## [Aim]
Reproduce the listing verbatim from its first line through the line containing "prompt-text: 选取任何数量的链用作扫描的轨迹。 <box>42", including both of those lines.

## [Data for processing]
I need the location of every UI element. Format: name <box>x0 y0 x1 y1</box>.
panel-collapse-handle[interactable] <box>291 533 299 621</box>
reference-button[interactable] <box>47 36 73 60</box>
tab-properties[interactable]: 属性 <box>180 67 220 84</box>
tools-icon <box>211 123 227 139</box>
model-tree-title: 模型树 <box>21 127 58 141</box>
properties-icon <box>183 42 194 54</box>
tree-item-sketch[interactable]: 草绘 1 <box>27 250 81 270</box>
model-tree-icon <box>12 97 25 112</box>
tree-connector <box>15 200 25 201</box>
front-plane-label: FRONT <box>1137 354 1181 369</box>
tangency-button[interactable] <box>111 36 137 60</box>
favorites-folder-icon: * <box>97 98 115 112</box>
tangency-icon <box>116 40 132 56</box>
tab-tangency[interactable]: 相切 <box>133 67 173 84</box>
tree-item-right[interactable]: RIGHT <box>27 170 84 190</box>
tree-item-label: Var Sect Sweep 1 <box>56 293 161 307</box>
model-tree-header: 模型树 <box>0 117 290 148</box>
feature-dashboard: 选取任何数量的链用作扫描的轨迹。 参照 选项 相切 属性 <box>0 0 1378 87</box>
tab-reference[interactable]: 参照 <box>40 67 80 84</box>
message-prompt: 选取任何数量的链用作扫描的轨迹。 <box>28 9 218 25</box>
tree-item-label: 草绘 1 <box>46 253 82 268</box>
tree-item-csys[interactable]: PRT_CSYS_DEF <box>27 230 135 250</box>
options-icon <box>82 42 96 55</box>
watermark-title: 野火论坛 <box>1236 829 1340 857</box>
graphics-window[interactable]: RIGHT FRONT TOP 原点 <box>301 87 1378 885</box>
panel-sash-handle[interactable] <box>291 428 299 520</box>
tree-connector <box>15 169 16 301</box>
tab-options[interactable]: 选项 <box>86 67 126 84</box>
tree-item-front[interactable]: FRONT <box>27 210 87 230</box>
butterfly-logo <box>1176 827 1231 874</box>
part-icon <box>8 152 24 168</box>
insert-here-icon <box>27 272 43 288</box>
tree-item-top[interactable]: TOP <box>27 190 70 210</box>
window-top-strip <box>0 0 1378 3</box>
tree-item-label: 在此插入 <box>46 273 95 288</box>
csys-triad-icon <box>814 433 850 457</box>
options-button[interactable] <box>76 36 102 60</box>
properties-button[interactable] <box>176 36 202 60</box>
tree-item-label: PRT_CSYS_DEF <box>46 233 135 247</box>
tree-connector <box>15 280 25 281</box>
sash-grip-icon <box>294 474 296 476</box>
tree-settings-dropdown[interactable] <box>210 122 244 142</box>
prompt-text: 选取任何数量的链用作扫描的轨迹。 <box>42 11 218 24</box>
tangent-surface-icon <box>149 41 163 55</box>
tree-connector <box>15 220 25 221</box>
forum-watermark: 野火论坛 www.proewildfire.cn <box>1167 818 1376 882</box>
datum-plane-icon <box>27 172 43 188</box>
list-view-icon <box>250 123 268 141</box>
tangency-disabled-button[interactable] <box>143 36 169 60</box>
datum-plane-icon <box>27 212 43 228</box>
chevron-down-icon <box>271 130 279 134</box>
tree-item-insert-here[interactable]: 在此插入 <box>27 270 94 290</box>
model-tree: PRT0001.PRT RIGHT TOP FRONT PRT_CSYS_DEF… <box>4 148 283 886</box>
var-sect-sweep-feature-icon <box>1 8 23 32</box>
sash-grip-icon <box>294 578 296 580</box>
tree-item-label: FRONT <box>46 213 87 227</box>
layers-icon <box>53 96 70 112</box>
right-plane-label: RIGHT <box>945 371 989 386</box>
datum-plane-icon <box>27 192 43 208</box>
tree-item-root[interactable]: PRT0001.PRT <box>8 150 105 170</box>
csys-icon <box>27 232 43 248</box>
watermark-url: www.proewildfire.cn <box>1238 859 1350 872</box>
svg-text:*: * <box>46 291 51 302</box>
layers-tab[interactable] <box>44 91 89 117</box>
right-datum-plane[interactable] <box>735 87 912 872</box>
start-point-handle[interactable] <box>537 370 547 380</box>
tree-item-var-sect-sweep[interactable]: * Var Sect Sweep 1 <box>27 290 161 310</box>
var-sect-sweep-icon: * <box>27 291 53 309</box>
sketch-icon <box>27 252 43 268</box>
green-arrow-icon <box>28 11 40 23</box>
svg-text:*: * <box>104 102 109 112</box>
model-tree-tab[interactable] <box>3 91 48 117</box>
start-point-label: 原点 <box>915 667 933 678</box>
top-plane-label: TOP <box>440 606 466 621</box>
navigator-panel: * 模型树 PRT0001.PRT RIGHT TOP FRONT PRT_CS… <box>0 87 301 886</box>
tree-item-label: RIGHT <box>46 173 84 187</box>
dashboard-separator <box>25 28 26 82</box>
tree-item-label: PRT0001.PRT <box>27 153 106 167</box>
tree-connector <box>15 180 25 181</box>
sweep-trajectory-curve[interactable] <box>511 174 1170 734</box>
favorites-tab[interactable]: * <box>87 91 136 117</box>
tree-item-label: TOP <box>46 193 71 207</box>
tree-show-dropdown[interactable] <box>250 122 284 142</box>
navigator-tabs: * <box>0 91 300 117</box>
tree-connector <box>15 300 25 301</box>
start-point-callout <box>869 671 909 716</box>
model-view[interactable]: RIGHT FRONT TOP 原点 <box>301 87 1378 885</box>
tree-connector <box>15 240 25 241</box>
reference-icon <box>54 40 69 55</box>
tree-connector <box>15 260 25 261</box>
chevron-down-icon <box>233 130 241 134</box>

## [Answer to the exercise]
I need the location of every UI element. Format: name <box>x0 y0 x1 y1</box>.
panel-collapse-handle[interactable] <box>291 533 299 621</box>
reference-button[interactable] <box>47 36 73 60</box>
tab-properties[interactable]: 属性 <box>180 67 220 84</box>
tools-icon <box>211 123 227 139</box>
model-tree-title: 模型树 <box>21 127 58 141</box>
properties-icon <box>183 42 194 54</box>
tree-item-sketch[interactable]: 草绘 1 <box>27 250 81 270</box>
model-tree-icon <box>12 97 25 112</box>
tree-connector <box>15 200 25 201</box>
front-plane-label: FRONT <box>1137 354 1181 369</box>
tangency-button[interactable] <box>111 36 137 60</box>
favorites-folder-icon: * <box>97 98 115 112</box>
tangency-icon <box>116 40 132 56</box>
tab-tangency[interactable]: 相切 <box>133 67 173 84</box>
tree-item-right[interactable]: RIGHT <box>27 170 84 190</box>
tree-item-label: Var Sect Sweep 1 <box>56 293 161 307</box>
model-tree-header: 模型树 <box>0 117 290 148</box>
feature-dashboard: 选取任何数量的链用作扫描的轨迹。 参照 选项 相切 属性 <box>0 0 1378 87</box>
tab-reference[interactable]: 参照 <box>40 67 80 84</box>
message-prompt: 选取任何数量的链用作扫描的轨迹。 <box>28 9 218 25</box>
tree-item-label: 草绘 1 <box>46 253 82 268</box>
tree-item-csys[interactable]: PRT_CSYS_DEF <box>27 230 135 250</box>
options-icon <box>82 42 96 55</box>
watermark-title: 野火论坛 <box>1236 829 1340 857</box>
graphics-window[interactable]: RIGHT FRONT TOP 原点 <box>301 87 1378 885</box>
panel-sash-handle[interactable] <box>291 428 299 520</box>
tree-connector <box>15 169 16 301</box>
tab-options[interactable]: 选项 <box>86 67 126 84</box>
tree-item-front[interactable]: FRONT <box>27 210 87 230</box>
butterfly-logo <box>1176 827 1231 874</box>
part-icon <box>8 152 24 168</box>
insert-here-icon <box>27 272 43 288</box>
tree-item-top[interactable]: TOP <box>27 190 70 210</box>
window-top-strip <box>0 0 1378 3</box>
tree-item-label: 在此插入 <box>46 273 95 288</box>
csys-triad-icon <box>814 433 850 457</box>
options-button[interactable] <box>76 36 102 60</box>
properties-button[interactable] <box>176 36 202 60</box>
tree-item-label: PRT_CSYS_DEF <box>46 233 135 247</box>
tree-connector <box>15 280 25 281</box>
sash-grip-icon <box>294 474 296 476</box>
tree-settings-dropdown[interactable] <box>210 122 244 142</box>
prompt-text: 选取任何数量的链用作扫描的轨迹。 <box>42 11 218 24</box>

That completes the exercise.